### STATED EXERCISE
Rewrite each of the entries below with "bounding boxes" changed to "pixel coordinates" and everything else kept the same.

Element position data:

##############################

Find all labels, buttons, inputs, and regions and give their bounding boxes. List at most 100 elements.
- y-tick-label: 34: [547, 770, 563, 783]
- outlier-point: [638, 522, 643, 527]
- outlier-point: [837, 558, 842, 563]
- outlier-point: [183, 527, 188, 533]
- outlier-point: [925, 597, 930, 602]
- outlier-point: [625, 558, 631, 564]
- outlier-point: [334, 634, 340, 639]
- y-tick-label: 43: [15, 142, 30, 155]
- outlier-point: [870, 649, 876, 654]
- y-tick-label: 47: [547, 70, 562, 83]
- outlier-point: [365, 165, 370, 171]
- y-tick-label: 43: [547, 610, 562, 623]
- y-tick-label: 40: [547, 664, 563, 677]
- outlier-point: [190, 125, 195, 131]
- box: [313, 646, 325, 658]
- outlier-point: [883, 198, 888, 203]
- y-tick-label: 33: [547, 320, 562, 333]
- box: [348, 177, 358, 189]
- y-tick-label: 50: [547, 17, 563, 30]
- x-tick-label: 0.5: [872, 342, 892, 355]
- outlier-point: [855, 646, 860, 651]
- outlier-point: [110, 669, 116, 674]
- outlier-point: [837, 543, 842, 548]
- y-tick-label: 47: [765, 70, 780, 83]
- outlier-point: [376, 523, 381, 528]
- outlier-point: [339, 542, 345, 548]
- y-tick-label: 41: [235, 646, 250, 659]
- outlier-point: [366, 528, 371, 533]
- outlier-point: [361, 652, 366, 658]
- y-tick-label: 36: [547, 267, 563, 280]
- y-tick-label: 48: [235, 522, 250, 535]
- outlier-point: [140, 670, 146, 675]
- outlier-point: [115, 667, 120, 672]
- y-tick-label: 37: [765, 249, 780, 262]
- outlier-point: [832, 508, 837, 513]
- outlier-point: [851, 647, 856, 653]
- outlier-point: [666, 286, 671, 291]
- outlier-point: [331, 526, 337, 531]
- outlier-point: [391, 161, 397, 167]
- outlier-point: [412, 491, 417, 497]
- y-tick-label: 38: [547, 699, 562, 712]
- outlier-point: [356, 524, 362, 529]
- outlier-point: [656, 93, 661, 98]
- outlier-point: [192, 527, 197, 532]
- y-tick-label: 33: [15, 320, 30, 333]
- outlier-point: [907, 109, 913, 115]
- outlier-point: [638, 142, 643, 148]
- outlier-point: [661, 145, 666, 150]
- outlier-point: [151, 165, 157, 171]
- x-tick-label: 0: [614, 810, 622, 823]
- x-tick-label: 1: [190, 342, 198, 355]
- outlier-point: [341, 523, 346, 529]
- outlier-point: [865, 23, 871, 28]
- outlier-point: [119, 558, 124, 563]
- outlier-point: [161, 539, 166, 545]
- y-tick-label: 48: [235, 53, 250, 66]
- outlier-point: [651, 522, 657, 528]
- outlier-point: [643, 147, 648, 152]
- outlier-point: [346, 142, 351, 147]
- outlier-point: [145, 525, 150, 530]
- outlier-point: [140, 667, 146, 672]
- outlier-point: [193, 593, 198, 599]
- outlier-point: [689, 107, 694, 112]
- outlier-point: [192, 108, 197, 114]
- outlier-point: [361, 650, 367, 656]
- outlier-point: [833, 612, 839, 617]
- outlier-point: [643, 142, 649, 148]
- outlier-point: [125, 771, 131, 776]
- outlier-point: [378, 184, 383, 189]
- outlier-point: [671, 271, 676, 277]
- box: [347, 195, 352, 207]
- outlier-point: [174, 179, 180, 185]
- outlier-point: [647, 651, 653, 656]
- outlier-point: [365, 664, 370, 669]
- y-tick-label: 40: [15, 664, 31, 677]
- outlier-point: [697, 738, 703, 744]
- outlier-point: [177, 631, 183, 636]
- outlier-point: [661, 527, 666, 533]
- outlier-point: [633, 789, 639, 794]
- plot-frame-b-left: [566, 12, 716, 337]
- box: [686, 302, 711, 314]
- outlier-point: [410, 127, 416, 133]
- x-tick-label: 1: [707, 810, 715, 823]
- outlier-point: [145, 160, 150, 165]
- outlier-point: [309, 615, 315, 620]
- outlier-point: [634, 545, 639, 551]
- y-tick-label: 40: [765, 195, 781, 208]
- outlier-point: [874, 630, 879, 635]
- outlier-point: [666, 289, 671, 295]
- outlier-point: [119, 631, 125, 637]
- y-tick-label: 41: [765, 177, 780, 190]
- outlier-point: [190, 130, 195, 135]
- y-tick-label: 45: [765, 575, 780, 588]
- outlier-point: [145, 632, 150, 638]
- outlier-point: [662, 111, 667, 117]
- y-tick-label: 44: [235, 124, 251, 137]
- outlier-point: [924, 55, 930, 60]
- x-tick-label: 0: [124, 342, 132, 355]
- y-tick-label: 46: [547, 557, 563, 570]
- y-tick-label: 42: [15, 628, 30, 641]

##############################

### SOLUTION FOR THIS TASK
Find all labels, buttons, inputs, and regions and give their pixel coordinates. List at most 100 elements.
- y-tick-label: 34: [547, 770, 563, 783]
- outlier-point: [638, 522, 643, 527]
- outlier-point: [837, 558, 842, 563]
- outlier-point: [183, 527, 188, 533]
- outlier-point: [925, 597, 930, 602]
- outlier-point: [625, 558, 631, 564]
- outlier-point: [334, 634, 340, 639]
- y-tick-label: 43: [15, 142, 30, 155]
- outlier-point: [870, 649, 876, 654]
- y-tick-label: 47: [547, 70, 562, 83]
- outlier-point: [365, 165, 370, 171]
- y-tick-label: 43: [547, 610, 562, 623]
- y-tick-label: 40: [547, 664, 563, 677]
- outlier-point: [190, 125, 195, 131]
- box: [313, 646, 325, 658]
- outlier-point: [883, 198, 888, 203]
- y-tick-label: 33: [547, 320, 562, 333]
- box: [348, 177, 358, 189]
- y-tick-label: 50: [547, 17, 563, 30]
- x-tick-label: 0.5: [872, 342, 892, 355]
- outlier-point: [855, 646, 860, 651]
- outlier-point: [110, 669, 116, 674]
- outlier-point: [837, 543, 842, 548]
- y-tick-label: 47: [765, 70, 780, 83]
- outlier-point: [376, 523, 381, 528]
- outlier-point: [339, 542, 345, 548]
- y-tick-label: 41: [235, 646, 250, 659]
- outlier-point: [366, 528, 371, 533]
- outlier-point: [361, 652, 366, 658]
- y-tick-label: 36: [547, 267, 563, 280]
- y-tick-label: 48: [235, 522, 250, 535]
- outlier-point: [140, 670, 146, 675]
- outlier-point: [115, 667, 120, 672]
- y-tick-label: 37: [765, 249, 780, 262]
- outlier-point: [832, 508, 837, 513]
- outlier-point: [851, 647, 856, 653]
- outlier-point: [666, 286, 671, 291]
- outlier-point: [331, 526, 337, 531]
- outlier-point: [391, 161, 397, 167]
- outlier-point: [412, 491, 417, 497]
- y-tick-label: 38: [547, 699, 562, 712]
- outlier-point: [356, 524, 362, 529]
- outlier-point: [656, 93, 661, 98]
- outlier-point: [192, 527, 197, 532]
- y-tick-label: 33: [15, 320, 30, 333]
- outlier-point: [907, 109, 913, 115]
- outlier-point: [638, 142, 643, 148]
- outlier-point: [661, 145, 666, 150]
- outlier-point: [151, 165, 157, 171]
- x-tick-label: 0: [614, 810, 622, 823]
- x-tick-label: 1: [190, 342, 198, 355]
- outlier-point: [341, 523, 346, 529]
- outlier-point: [865, 23, 871, 28]
- outlier-point: [119, 558, 124, 563]
- outlier-point: [161, 539, 166, 545]
- y-tick-label: 48: [235, 53, 250, 66]
- outlier-point: [651, 522, 657, 528]
- outlier-point: [643, 147, 648, 152]
- outlier-point: [346, 142, 351, 147]
- outlier-point: [145, 525, 150, 530]
- outlier-point: [140, 667, 146, 672]
- outlier-point: [193, 593, 198, 599]
- outlier-point: [689, 107, 694, 112]
- outlier-point: [192, 108, 197, 114]
- outlier-point: [361, 650, 367, 656]
- outlier-point: [833, 612, 839, 617]
- outlier-point: [643, 142, 649, 148]
- outlier-point: [125, 771, 131, 776]
- outlier-point: [378, 184, 383, 189]
- outlier-point: [671, 271, 676, 277]
- box: [347, 195, 352, 207]
- outlier-point: [174, 179, 180, 185]
- outlier-point: [647, 651, 653, 656]
- outlier-point: [365, 664, 370, 669]
- y-tick-label: 40: [15, 664, 31, 677]
- outlier-point: [697, 738, 703, 744]
- outlier-point: [177, 631, 183, 636]
- outlier-point: [661, 527, 666, 533]
- outlier-point: [633, 789, 639, 794]
- plot-frame-b-left: [566, 12, 716, 337]
- box: [686, 302, 711, 314]
- outlier-point: [410, 127, 416, 133]
- x-tick-label: 1: [707, 810, 715, 823]
- outlier-point: [145, 160, 150, 165]
- outlier-point: [309, 615, 315, 620]
- outlier-point: [634, 545, 639, 551]
- y-tick-label: 40: [765, 195, 781, 208]
- outlier-point: [874, 630, 879, 635]
- outlier-point: [666, 289, 671, 295]
- outlier-point: [119, 631, 125, 637]
- y-tick-label: 41: [765, 177, 780, 190]
- outlier-point: [190, 130, 195, 135]
- y-tick-label: 45: [765, 575, 780, 588]
- outlier-point: [145, 632, 150, 638]
- outlier-point: [662, 111, 667, 117]
- y-tick-label: 44: [235, 124, 251, 137]
- outlier-point: [924, 55, 930, 60]
- x-tick-label: 0: [124, 342, 132, 355]
- y-tick-label: 46: [547, 557, 563, 570]
- y-tick-label: 42: [15, 628, 30, 641]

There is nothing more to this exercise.